• [Task statement] Images must not appear in your copy; reproduce every other part of the records exactly.

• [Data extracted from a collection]
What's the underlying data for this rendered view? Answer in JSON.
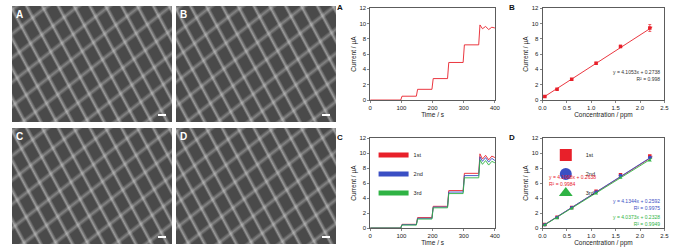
{
  "micrographs": {
    "panels": [
      {
        "label": "A"
      },
      {
        "label": "B"
      },
      {
        "label": "C"
      },
      {
        "label": "D"
      }
    ]
  },
  "chart_data": [
    {
      "label": "A",
      "type": "line",
      "x_label": "Time / s",
      "y_label": "Current / μA",
      "xlim": [
        0,
        400
      ],
      "xticks": [
        0,
        100,
        200,
        300,
        400
      ],
      "ylim": [
        0,
        12
      ],
      "yticks": [
        0,
        2,
        4,
        6,
        8,
        10,
        12
      ],
      "grid": false,
      "series": [
        {
          "color": "#e8202a",
          "x": [
            0,
            98,
            102,
            148,
            152,
            198,
            202,
            248,
            252,
            298,
            302,
            348,
            352,
            360,
            370,
            380,
            390,
            400
          ],
          "values": [
            0,
            0,
            0.5,
            0.5,
            1.4,
            1.4,
            2.8,
            2.8,
            4.9,
            4.9,
            7.2,
            7.2,
            9.8,
            9.3,
            9.6,
            9.2,
            9.5,
            9.4
          ]
        }
      ]
    },
    {
      "label": "B",
      "type": "scatter",
      "x_label": "Concentration / ppm",
      "y_label": "Current / μA",
      "xlim": [
        0,
        2.5
      ],
      "xticks": [
        {
          "value": 0,
          "label": "0.0"
        },
        0.5,
        {
          "value": 1,
          "label": "1.0"
        },
        1.5,
        {
          "value": 2,
          "label": "2.0"
        },
        2.5
      ],
      "ylim": [
        0,
        12
      ],
      "yticks": [
        0,
        2,
        4,
        6,
        8,
        10,
        12
      ],
      "grid": false,
      "series": [
        {
          "color": "#e8202a",
          "marker": "square",
          "x": [
            0.05,
            0.3,
            0.6,
            1.1,
            1.6,
            2.2
          ],
          "values": [
            0.45,
            1.4,
            2.7,
            4.8,
            7.0,
            9.4
          ],
          "error": [
            0.05,
            0.08,
            0.1,
            0.12,
            0.15,
            0.45
          ],
          "fit": {
            "x": [
              0,
              2.25
            ],
            "values": [
              0.27,
              9.51
            ]
          }
        }
      ],
      "annotations": [
        {
          "text": [
            "y = 4.1053x + 0.2738",
            "R² = 0.998"
          ],
          "color": "#333333"
        }
      ]
    },
    {
      "label": "C",
      "type": "line",
      "x_label": "Time / s",
      "y_label": "Current / μA",
      "xlim": [
        0,
        400
      ],
      "xticks": [
        0,
        100,
        200,
        300,
        400
      ],
      "ylim": [
        0,
        12
      ],
      "yticks": [
        0,
        2,
        4,
        6,
        8,
        10,
        12
      ],
      "grid": false,
      "legend": "top-left",
      "series": [
        {
          "name": "1st",
          "color": "#e8202a",
          "x": [
            0,
            98,
            102,
            148,
            152,
            198,
            202,
            248,
            252,
            298,
            302,
            348,
            352,
            360,
            370,
            380,
            390,
            400
          ],
          "values": [
            0,
            0,
            0.5,
            0.5,
            1.4,
            1.4,
            2.9,
            2.9,
            5.0,
            5.0,
            7.3,
            7.3,
            9.9,
            9.2,
            9.7,
            9.1,
            9.6,
            9.4
          ]
        },
        {
          "name": "2nd",
          "color": "#3a4fc4",
          "x": [
            0,
            98,
            102,
            148,
            152,
            198,
            202,
            248,
            252,
            298,
            302,
            348,
            352,
            360,
            370,
            380,
            390,
            400
          ],
          "values": [
            0,
            0,
            0.45,
            0.45,
            1.3,
            1.3,
            2.8,
            2.8,
            4.8,
            4.8,
            7.0,
            7.0,
            9.5,
            8.9,
            9.4,
            8.8,
            9.3,
            9.0
          ]
        },
        {
          "name": "3rd",
          "color": "#2fb344",
          "x": [
            0,
            98,
            102,
            148,
            152,
            198,
            202,
            248,
            252,
            298,
            302,
            348,
            352,
            360,
            370,
            380,
            390,
            400
          ],
          "values": [
            0,
            0,
            0.4,
            0.4,
            1.2,
            1.2,
            2.7,
            2.7,
            4.6,
            4.6,
            6.7,
            6.7,
            9.1,
            8.5,
            9.0,
            8.4,
            8.9,
            8.7
          ]
        }
      ]
    },
    {
      "label": "D",
      "type": "scatter",
      "x_label": "Concentration / ppm",
      "y_label": "Current / μA",
      "xlim": [
        0,
        2.5
      ],
      "xticks": [
        {
          "value": 0,
          "label": "0.0"
        },
        0.5,
        {
          "value": 1,
          "label": "1.0"
        },
        1.5,
        {
          "value": 2,
          "label": "2.0"
        },
        2.5
      ],
      "ylim": [
        0,
        12
      ],
      "yticks": [
        0,
        2,
        4,
        6,
        8,
        10,
        12
      ],
      "grid": false,
      "legend": "top-left",
      "series": [
        {
          "name": "1st",
          "color": "#e8202a",
          "marker": "square",
          "x": [
            0.05,
            0.3,
            0.6,
            1.1,
            1.6,
            2.2
          ],
          "values": [
            0.47,
            1.45,
            2.75,
            4.9,
            7.1,
            9.6
          ],
          "fit": {
            "x": [
              0,
              2.25
            ],
            "values": [
              0.26,
              9.5
            ]
          }
        },
        {
          "name": "2nd",
          "color": "#3a4fc4",
          "marker": "circle",
          "x": [
            0.05,
            0.3,
            0.6,
            1.1,
            1.6,
            2.2
          ],
          "values": [
            0.45,
            1.4,
            2.7,
            4.8,
            7.0,
            9.4
          ],
          "fit": {
            "x": [
              0,
              2.25
            ],
            "values": [
              0.26,
              9.56
            ]
          }
        },
        {
          "name": "3rd",
          "color": "#2fb344",
          "marker": "triangle-up",
          "x": [
            0.05,
            0.3,
            0.6,
            1.1,
            1.6,
            2.2
          ],
          "values": [
            0.42,
            1.3,
            2.6,
            4.6,
            6.7,
            9.0
          ],
          "fit": {
            "x": [
              0,
              2.25
            ],
            "values": [
              0.23,
              9.32
            ]
          }
        }
      ],
      "annotations": [
        {
          "text": [
            "y = 4.1068x + 0.2638",
            "R² = 0.9984"
          ],
          "color": "#e8202a"
        },
        {
          "text": [
            "y = 4.1344x + 0.2592",
            "R² = 0.9975"
          ],
          "color": "#3a4fc4"
        },
        {
          "text": [
            "y = 4.0373x + 0.2328",
            "R² = 0.9949"
          ],
          "color": "#2fb344"
        }
      ]
    }
  ]
}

• [Result below]
What's the underlying data for this rendered view? Answer in JSON.
{
  "micrographs": {
    "panels": [
      {
        "label": "A"
      },
      {
        "label": "B"
      },
      {
        "label": "C"
      },
      {
        "label": "D"
      }
    ]
  },
  "chart_data": [
    {
      "label": "A",
      "type": "line",
      "x_label": "Time / s",
      "y_label": "Current / μA",
      "xlim": [
        0,
        400
      ],
      "xticks": [
        0,
        100,
        200,
        300,
        400
      ],
      "ylim": [
        0,
        12
      ],
      "yticks": [
        0,
        2,
        4,
        6,
        8,
        10,
        12
      ],
      "grid": false,
      "series": [
        {
          "color": "#e8202a",
          "x": [
            0,
            98,
            102,
            148,
            152,
            198,
            202,
            248,
            252,
            298,
            302,
            348,
            352,
            360,
            370,
            380,
            390,
            400
          ],
          "values": [
            0,
            0,
            0.5,
            0.5,
            1.4,
            1.4,
            2.8,
            2.8,
            4.9,
            4.9,
            7.2,
            7.2,
            9.8,
            9.3,
            9.6,
            9.2,
            9.5,
            9.4
          ]
        }
      ]
    },
    {
      "label": "B",
      "type": "scatter",
      "x_label": "Concentration / ppm",
      "y_label": "Current / μA",
      "xlim": [
        0,
        2.5
      ],
      "xticks": [
        {
          "value": 0,
          "label": "0.0"
        },
        0.5,
        {
          "value": 1,
          "label": "1.0"
        },
        1.5,
        {
          "value": 2,
          "label": "2.0"
        },
        2.5
      ],
      "ylim": [
        0,
        12
      ],
      "yticks": [
        0,
        2,
        4,
        6,
        8,
        10,
        12
      ],
      "grid": false,
      "series": [
        {
          "color": "#e8202a",
          "marker": "square",
          "x": [
            0.05,
            0.3,
            0.6,
            1.1,
            1.6,
            2.2
          ],
          "values": [
            0.45,
            1.4,
            2.7,
            4.8,
            7.0,
            9.4
          ],
          "error": [
            0.05,
            0.08,
            0.1,
            0.12,
            0.15,
            0.45
          ],
          "fit": {
            "x": [
              0,
              2.25
            ],
            "values": [
              0.27,
              9.51
            ]
          }
        }
      ],
      "annotations": [
        {
          "text": [
            "y = 4.1053x + 0.2738",
            "R² = 0.998"
          ],
          "color": "#333333"
        }
      ]
    },
    {
      "label": "C",
      "type": "line",
      "x_label": "Time / s",
      "y_label": "Current / μA",
      "xlim": [
        0,
        400
      ],
      "xticks": [
        0,
        100,
        200,
        300,
        400
      ],
      "ylim": [
        0,
        12
      ],
      "yticks": [
        0,
        2,
        4,
        6,
        8,
        10,
        12
      ],
      "grid": false,
      "legend": "top-left",
      "series": [
        {
          "name": "1st",
          "color": "#e8202a",
          "x": [
            0,
            98,
            102,
            148,
            152,
            198,
            202,
            248,
            252,
            298,
            302,
            348,
            352,
            360,
            370,
            380,
            390,
            400
          ],
          "values": [
            0,
            0,
            0.5,
            0.5,
            1.4,
            1.4,
            2.9,
            2.9,
            5.0,
            5.0,
            7.3,
            7.3,
            9.9,
            9.2,
            9.7,
            9.1,
            9.6,
            9.4
          ]
        },
        {
          "name": "2nd",
          "color": "#3a4fc4",
          "x": [
            0,
            98,
            102,
            148,
            152,
            198,
            202,
            248,
            252,
            298,
            302,
            348,
            352,
            360,
            370,
            380,
            390,
            400
          ],
          "values": [
            0,
            0,
            0.45,
            0.45,
            1.3,
            1.3,
            2.8,
            2.8,
            4.8,
            4.8,
            7.0,
            7.0,
            9.5,
            8.9,
            9.4,
            8.8,
            9.3,
            9.0
          ]
        },
        {
          "name": "3rd",
          "color": "#2fb344",
          "x": [
            0,
            98,
            102,
            148,
            152,
            198,
            202,
            248,
            252,
            298,
            302,
            348,
            352,
            360,
            370,
            380,
            390,
            400
          ],
          "values": [
            0,
            0,
            0.4,
            0.4,
            1.2,
            1.2,
            2.7,
            2.7,
            4.6,
            4.6,
            6.7,
            6.7,
            9.1,
            8.5,
            9.0,
            8.4,
            8.9,
            8.7
          ]
        }
      ]
    },
    {
      "label": "D",
      "type": "scatter",
      "x_label": "Concentration / ppm",
      "y_label": "Current / μA",
      "xlim": [
        0,
        2.5
      ],
      "xticks": [
        {
          "value": 0,
          "label": "0.0"
        },
        0.5,
        {
          "value": 1,
          "label": "1.0"
        },
        1.5,
        {
          "value": 2,
          "label": "2.0"
        },
        2.5
      ],
      "ylim": [
        0,
        12
      ],
      "yticks": [
        0,
        2,
        4,
        6,
        8,
        10,
        12
      ],
      "grid": false,
      "legend": "top-left",
      "series": [
        {
          "name": "1st",
          "color": "#e8202a",
          "marker": "square",
          "x": [
            0.05,
            0.3,
            0.6,
            1.1,
            1.6,
            2.2
          ],
          "values": [
            0.47,
            1.45,
            2.75,
            4.9,
            7.1,
            9.6
          ],
          "fit": {
            "x": [
              0,
              2.25
            ],
            "values": [
              0.26,
              9.5
            ]
          }
        },
        {
          "name": "2nd",
          "color": "#3a4fc4",
          "marker": "circle",
          "x": [
            0.05,
            0.3,
            0.6,
            1.1,
            1.6,
            2.2
          ],
          "values": [
            0.45,
            1.4,
            2.7,
            4.8,
            7.0,
            9.4
          ],
          "fit": {
            "x": [
              0,
              2.25
            ],
            "values": [
              0.26,
              9.56
            ]
          }
        },
        {
          "name": "3rd",
          "color": "#2fb344",
          "marker": "triangle-up",
          "x": [
            0.05,
            0.3,
            0.6,
            1.1,
            1.6,
            2.2
          ],
          "values": [
            0.42,
            1.3,
            2.6,
            4.6,
            6.7,
            9.0
          ],
          "fit": {
            "x": [
              0,
              2.25
            ],
            "values": [
              0.23,
              9.32
            ]
          }
        }
      ],
      "annotations": [
        {
          "text": [
            "y = 4.1068x + 0.2638",
            "R² = 0.9984"
          ],
          "color": "#e8202a"
        },
        {
          "text": [
            "y = 4.1344x + 0.2592",
            "R² = 0.9975"
          ],
          "color": "#3a4fc4"
        },
        {
          "text": [
            "y = 4.0373x + 0.2328",
            "R² = 0.9949"
          ],
          "color": "#2fb344"
        }
      ]
    }
  ]
}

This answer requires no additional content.